(FUENTE):
□ □ □ □ □ □ □
Roberto Pradas
En el siguiente artículo, su autor rastrea los casos en que, como en el #751Aranjuez, la multa ha sido una herramienta de represión selectiva y arbitraria.
El 5 de enero de 1977, el BOE publicaba la Ley de Reforma Política. Tres días después, en la madrugada del 7 al 8, mientras pegaban carteles por la amnistía militar y “el reconocimiento de los derechos humanos en los cuarteles”, eran detenidos por “propaganda ilegal” Andrés Rodríguez Gómez y Armando Alonso Otero. Así comenzaba la Transición.
No es un tema menor, y por ello, en 1979, muchos trabajadores de los medios de comunicación constituyeron la Unión para la Libertad de Expresión y se presentaron a las elecciones porque, según argumentaron, los medios de comunicación “están casi todos ellos en manos de las personas que tienen más dinero o más poder” y “por supuesto, los dueños de esos diarios o de esas emisoras los utilizan para defender sus intereses o dar una buena imagen de sí mismos”. Y añadían: “Si el pueblo contara con sus propios medios de comunicación no necesitaría escribir en las paredes, pegar carteles, exhibir pancartas o gritar por las calles”.
Desde entonces, los carteles en la vía pública, como necesaria forma de libertad de expresión para quien no puede competir con los medios de comunicación de masas, fueron relativamente tolerados sin que, durante décadas, fueran un problema para la convivencia, la limpieza, el medioambiente o el ornato de nuestras ciudades.
Con el nuevo siglo, las cosas han cambiado un poco; nuestras calles continúan pobladas de carteles pero han surgido ordenanzas con los más variados nombres, “de convivencia”, “de limpieza”, “de medioambiente”… contra el pegado de carteles en la calle que no parecen ir dirigidas contra las empresas (aunque algunas pocas hayan sido multadas en algún municipio), las organizaciones religiosas, las deportivas o los partidos políticos mayoritarios, pues la protesta de los damnificados por las multas administrativas no proceden de ninguno de estos grupos y la inmensa mayoría de las que podemos encontrar rastreando Internet son de lo que comúnmente suele etiquetarse como “la izquierda”.
En este sentido, en Valladolid, en 2004, tras la aprobación de la ordenanza sobre “protección de la convivencia ciudadana y prevención de actuaciones antisociales”, se puso en marcha una Plataforma de Ciudadanos por la Libertad de Expresión que convocó asambleas para hablar de las consecuencias que traía la nueva ordenanza. Destaquemos el hecho de que hasta 2004 la colocación de carteles en las calles de Valladolid no había sido un problema de “convivencia ciudadana” ni una “actuación antisocial”.
□ □ □ □ □ □ □
(MATERIAL PROPORCIONADO):
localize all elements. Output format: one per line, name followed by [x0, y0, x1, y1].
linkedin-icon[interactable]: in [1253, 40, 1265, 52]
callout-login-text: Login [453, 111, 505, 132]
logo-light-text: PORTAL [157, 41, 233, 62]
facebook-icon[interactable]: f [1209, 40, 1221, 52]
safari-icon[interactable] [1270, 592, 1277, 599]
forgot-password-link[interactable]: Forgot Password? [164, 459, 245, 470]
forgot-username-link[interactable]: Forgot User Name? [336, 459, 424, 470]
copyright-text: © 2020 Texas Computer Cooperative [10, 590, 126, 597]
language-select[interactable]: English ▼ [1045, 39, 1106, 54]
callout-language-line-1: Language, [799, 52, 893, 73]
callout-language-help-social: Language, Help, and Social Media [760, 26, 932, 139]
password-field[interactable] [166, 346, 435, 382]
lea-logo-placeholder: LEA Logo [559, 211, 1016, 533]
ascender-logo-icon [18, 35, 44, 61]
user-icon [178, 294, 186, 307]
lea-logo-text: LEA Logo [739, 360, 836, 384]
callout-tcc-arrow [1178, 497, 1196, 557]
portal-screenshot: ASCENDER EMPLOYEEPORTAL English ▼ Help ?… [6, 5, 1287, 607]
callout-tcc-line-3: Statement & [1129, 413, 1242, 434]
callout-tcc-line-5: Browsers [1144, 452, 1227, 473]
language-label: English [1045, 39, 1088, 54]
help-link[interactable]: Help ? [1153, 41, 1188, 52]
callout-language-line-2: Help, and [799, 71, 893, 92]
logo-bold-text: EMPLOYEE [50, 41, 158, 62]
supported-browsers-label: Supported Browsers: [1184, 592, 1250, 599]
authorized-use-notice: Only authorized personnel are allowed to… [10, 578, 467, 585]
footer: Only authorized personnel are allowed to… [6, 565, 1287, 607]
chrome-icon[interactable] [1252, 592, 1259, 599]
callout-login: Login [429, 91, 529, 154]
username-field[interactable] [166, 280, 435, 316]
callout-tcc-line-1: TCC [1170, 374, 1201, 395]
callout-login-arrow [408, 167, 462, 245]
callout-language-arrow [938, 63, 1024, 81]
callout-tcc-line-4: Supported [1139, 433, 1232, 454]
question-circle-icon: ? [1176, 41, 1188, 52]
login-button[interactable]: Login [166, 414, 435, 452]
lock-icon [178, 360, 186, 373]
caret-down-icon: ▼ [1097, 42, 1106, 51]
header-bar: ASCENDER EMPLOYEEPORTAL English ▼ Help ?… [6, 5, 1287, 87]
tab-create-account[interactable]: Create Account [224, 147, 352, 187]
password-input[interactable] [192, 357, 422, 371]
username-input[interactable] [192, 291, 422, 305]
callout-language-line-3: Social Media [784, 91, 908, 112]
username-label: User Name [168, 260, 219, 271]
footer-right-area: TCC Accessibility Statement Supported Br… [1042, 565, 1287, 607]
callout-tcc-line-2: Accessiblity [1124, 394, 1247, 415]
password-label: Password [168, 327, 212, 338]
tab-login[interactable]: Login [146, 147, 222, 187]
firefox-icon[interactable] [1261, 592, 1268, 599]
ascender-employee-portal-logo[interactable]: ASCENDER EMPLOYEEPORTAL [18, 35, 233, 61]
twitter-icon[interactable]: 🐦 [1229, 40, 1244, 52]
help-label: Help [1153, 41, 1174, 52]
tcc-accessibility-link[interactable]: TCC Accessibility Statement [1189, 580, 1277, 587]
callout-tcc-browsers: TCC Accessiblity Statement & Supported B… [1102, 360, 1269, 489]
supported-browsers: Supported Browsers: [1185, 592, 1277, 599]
□ □ □ □ □ □ □
(TUS TAREAS):
1/ ¿Concuerdan con el artículo sobre las multas por pegar carteles estas afirmaciones? (a) Los detenidos en enero de 1977 pegaban carteles por la amnistía militar. (b) La Unión para la Libertad de Expresión se constituyó en 1977. (c) La Plataforma de Ciudadanos por la Libertad de Expresión se puso en marcha en Valladolid en 2004. Contesta sí o no a cada una y cita literalmente las palabras del artículo que lo deciden.
2/ Transcribe las filas desde el comienzo hasta la línea que contiene "facebook-icon[interactable]: f [1209, 40, 1221, 52]", esta incluida.

(RESPUESTAS DEL EJERCICIO):
1/
(a) Sí: «mientras pegaban carteles por la amnistía militar».
(b) No: «en 1979, muchos trabajadores de los medios de comunicación constituyeron la Unión para la Libertad de Expresión».
(c) Sí: «en Valladolid, en 2004, tras la aprobación de la ordenanza sobre “protección de la convivencia ciudadana y prevención de actuaciones antisociales”, se puso en marcha una Plataforma de Ciudadanos por la Libertad de Expresión».

2/
localize all elements. Output format: one per line, name followed by [x0, y0, x1, y1].
linkedin-icon[interactable]: in [1253, 40, 1265, 52]
callout-login-text: Login [453, 111, 505, 132]
logo-light-text: PORTAL [157, 41, 233, 62]
facebook-icon[interactable]: f [1209, 40, 1221, 52]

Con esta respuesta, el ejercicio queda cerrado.